(Dataset rows)

++++++++++++++++++++

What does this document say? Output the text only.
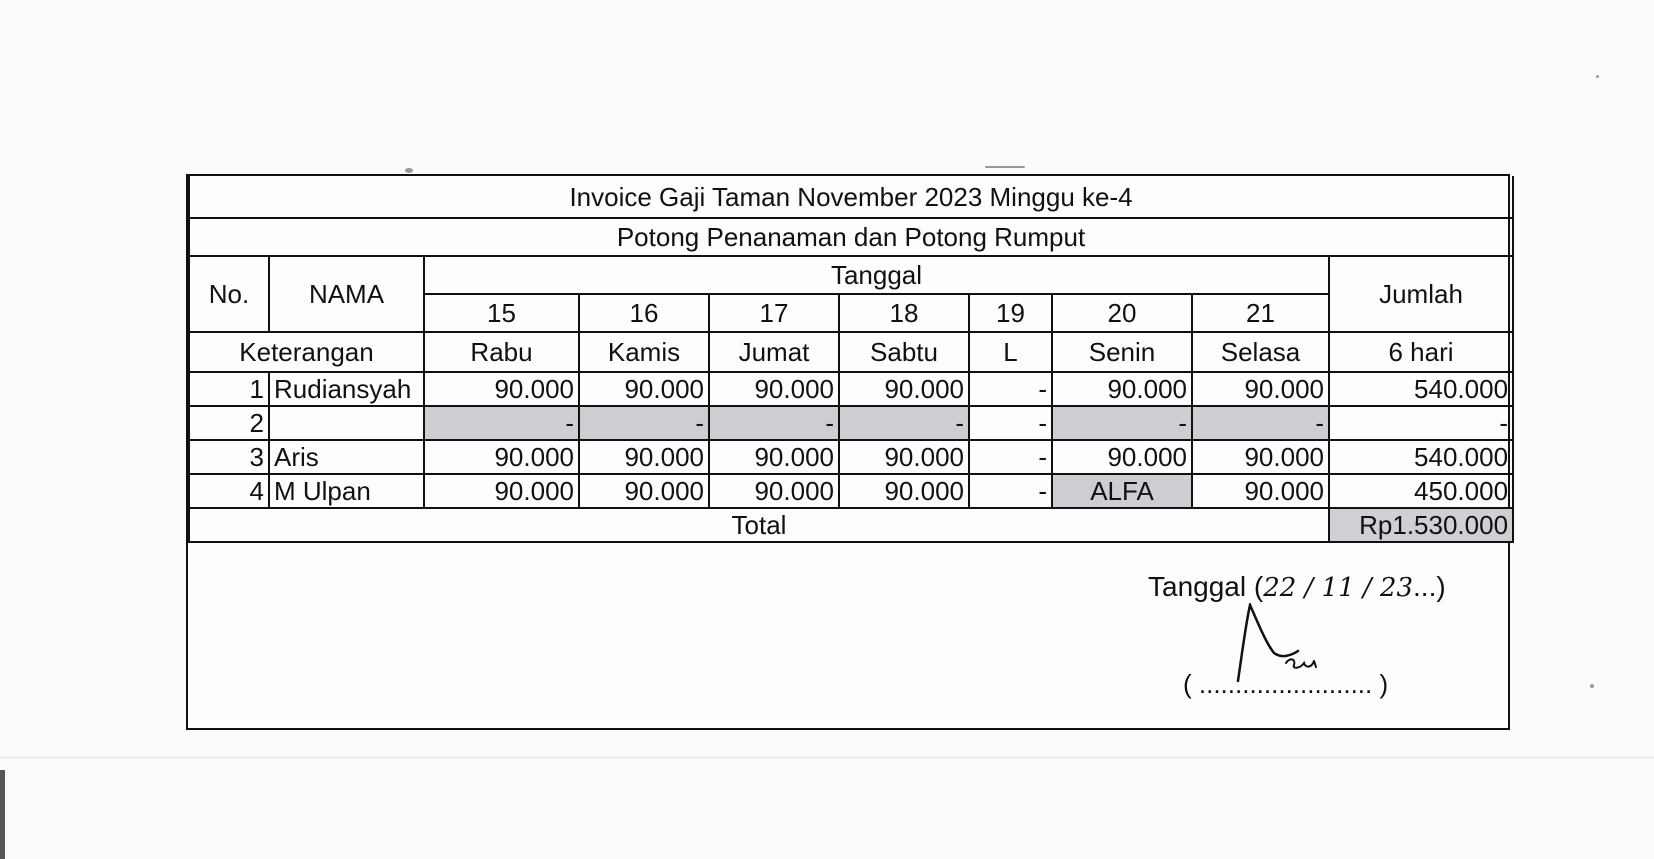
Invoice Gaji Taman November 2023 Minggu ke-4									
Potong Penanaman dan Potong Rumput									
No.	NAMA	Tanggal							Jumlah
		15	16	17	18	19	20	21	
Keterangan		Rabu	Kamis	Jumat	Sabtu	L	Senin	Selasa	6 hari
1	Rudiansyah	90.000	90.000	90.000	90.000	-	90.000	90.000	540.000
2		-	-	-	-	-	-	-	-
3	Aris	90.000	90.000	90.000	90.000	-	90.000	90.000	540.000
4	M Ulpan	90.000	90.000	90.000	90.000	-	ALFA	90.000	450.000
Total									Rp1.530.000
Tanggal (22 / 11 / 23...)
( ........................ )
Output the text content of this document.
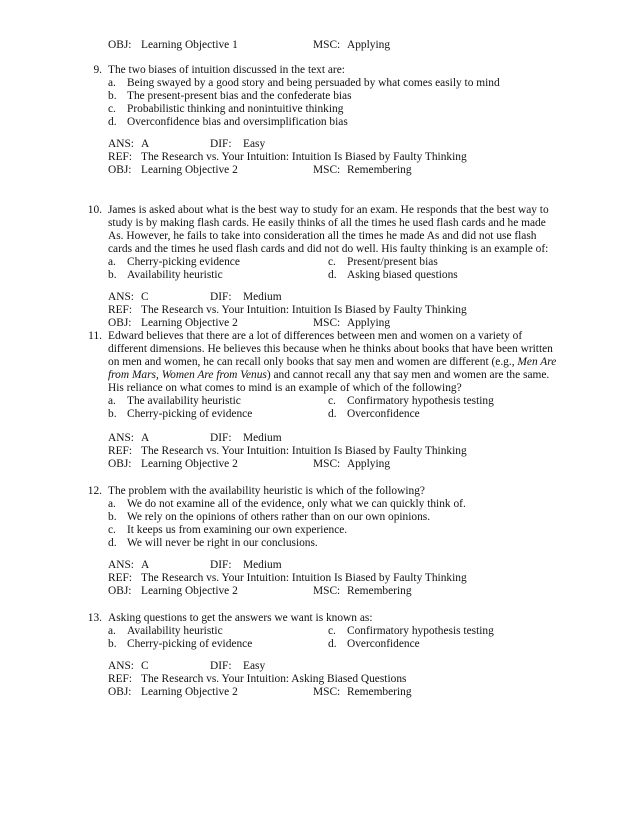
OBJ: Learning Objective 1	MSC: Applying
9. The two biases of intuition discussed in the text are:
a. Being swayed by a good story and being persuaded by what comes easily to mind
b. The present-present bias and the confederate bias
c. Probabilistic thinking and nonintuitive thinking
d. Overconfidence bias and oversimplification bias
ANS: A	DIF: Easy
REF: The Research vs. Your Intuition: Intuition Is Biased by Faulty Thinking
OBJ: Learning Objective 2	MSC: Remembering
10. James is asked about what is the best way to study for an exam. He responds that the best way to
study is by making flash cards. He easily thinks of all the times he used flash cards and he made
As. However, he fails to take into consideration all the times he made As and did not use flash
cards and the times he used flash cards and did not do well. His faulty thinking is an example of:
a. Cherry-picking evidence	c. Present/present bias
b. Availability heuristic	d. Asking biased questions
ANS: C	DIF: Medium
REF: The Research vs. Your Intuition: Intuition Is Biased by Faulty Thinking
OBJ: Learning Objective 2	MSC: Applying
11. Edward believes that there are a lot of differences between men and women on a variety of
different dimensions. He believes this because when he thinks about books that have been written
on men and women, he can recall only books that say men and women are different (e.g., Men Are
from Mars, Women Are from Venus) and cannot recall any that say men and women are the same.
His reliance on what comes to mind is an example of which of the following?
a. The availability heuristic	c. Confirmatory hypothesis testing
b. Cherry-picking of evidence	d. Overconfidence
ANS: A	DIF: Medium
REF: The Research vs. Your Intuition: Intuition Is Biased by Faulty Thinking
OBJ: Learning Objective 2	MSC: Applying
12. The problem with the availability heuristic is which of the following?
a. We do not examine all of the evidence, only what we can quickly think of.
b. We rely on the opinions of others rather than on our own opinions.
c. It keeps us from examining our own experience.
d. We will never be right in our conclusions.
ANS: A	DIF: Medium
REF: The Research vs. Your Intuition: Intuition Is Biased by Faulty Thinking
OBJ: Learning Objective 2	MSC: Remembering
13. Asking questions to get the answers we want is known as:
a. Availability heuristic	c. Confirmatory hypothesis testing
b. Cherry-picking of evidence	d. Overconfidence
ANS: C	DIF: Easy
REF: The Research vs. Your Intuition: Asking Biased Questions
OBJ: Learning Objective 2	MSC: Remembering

++++++++++++++++++++

▸ **Task requirements**:
Some lines of the data may hold the word "text". Say how many do, with nothing else.

▸ **Result for this exercise**:
3